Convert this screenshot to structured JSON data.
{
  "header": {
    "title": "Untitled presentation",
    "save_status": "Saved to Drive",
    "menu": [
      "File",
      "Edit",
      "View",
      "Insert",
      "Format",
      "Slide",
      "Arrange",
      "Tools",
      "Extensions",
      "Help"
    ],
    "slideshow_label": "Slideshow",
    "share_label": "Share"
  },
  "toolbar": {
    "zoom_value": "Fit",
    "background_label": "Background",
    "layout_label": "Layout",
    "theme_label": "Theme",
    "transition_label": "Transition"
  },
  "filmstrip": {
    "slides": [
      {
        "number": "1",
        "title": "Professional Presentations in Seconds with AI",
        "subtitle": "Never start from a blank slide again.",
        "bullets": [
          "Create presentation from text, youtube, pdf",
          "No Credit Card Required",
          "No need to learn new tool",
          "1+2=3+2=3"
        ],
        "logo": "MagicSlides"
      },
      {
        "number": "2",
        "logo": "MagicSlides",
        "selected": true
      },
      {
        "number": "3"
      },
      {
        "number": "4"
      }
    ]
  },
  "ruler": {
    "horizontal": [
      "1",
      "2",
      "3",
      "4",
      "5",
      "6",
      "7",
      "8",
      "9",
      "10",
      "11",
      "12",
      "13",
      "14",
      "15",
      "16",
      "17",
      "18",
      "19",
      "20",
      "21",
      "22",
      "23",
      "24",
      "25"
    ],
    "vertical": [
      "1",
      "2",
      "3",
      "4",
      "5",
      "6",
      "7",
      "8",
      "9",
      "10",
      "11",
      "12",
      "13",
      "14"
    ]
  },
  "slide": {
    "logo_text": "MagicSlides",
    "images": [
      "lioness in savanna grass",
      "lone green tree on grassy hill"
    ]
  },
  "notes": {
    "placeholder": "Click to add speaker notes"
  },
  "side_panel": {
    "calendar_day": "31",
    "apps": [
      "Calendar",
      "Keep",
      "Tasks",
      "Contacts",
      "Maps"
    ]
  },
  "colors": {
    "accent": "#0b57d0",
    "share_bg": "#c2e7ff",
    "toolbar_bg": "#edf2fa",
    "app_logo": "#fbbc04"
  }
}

TASK REQUIREMENTS = Write out every record, exactly as written.

ANSWER TO THIS PROBLEM =
Convert this screenshot to structured JSON data.
{
  "header": {
    "title": "Untitled presentation",
    "save_status": "Saved to Drive",
    "menu": [
      "File",
      "Edit",
      "View",
      "Insert",
      "Format",
      "Slide",
      "Arrange",
      "Tools",
      "Extensions",
      "Help"
    ],
    "slideshow_label": "Slideshow",
    "share_label": "Share"
  },
  "toolbar": {
    "zoom_value": "Fit",
    "background_label": "Background",
    "layout_label": "Layout",
    "theme_label": "Theme",
    "transition_label": "Transition"
  },
  "filmstrip": {
    "slides": [
      {
        "number": "1",
        "title": "Professional Presentations in Seconds with AI",
        "subtitle": "Never start from a blank slide again.",
        "bullets": [
          "Create presentation from text, youtube, pdf",
          "No Credit Card Required",
          "No need to learn new tool",
          "1+2=3+2=3"
        ],
        "logo": "MagicSlides"
      },
      {
        "number": "2",
        "logo": "MagicSlides",
        "selected": true
      },
      {
        "number": "3"
      },
      {
        "number": "4"
      }
    ]
  },
  "ruler": {
    "horizontal": [
      "1",
      "2",
      "3",
      "4",
      "5",
      "6",
      "7",
      "8",
      "9",
      "10",
      "11",
      "12",
      "13",
      "14",
      "15",
      "16",
      "17",
      "18",
      "19",
      "20",
      "21",
      "22",
      "23",
      "24",
      "25"
    ],
    "vertical": [
      "1",
      "2",
      "3",
      "4",
      "5",
      "6",
      "7",
      "8",
      "9",
      "10",
      "11",
      "12",
      "13",
      "14"
    ]
  },
  "slide": {
    "logo_text": "MagicSlides",
    "images": [
      "lioness in savanna grass",
      "lone green tree on grassy hill"
    ]
  },
  "notes": {
    "placeholder": "Click to add speaker notes"
  },
  "side_panel": {
    "calendar_day": "31",
    "apps": [
      "Calendar",
      "Keep",
      "Tasks",
      "Contacts",
      "Maps"
    ]
  },
  "colors": {
    "accent": "#0b57d0",
    "share_bg": "#c2e7ff",
    "toolbar_bg": "#edf2fa",
    "app_logo": "#fbbc04"
  }
}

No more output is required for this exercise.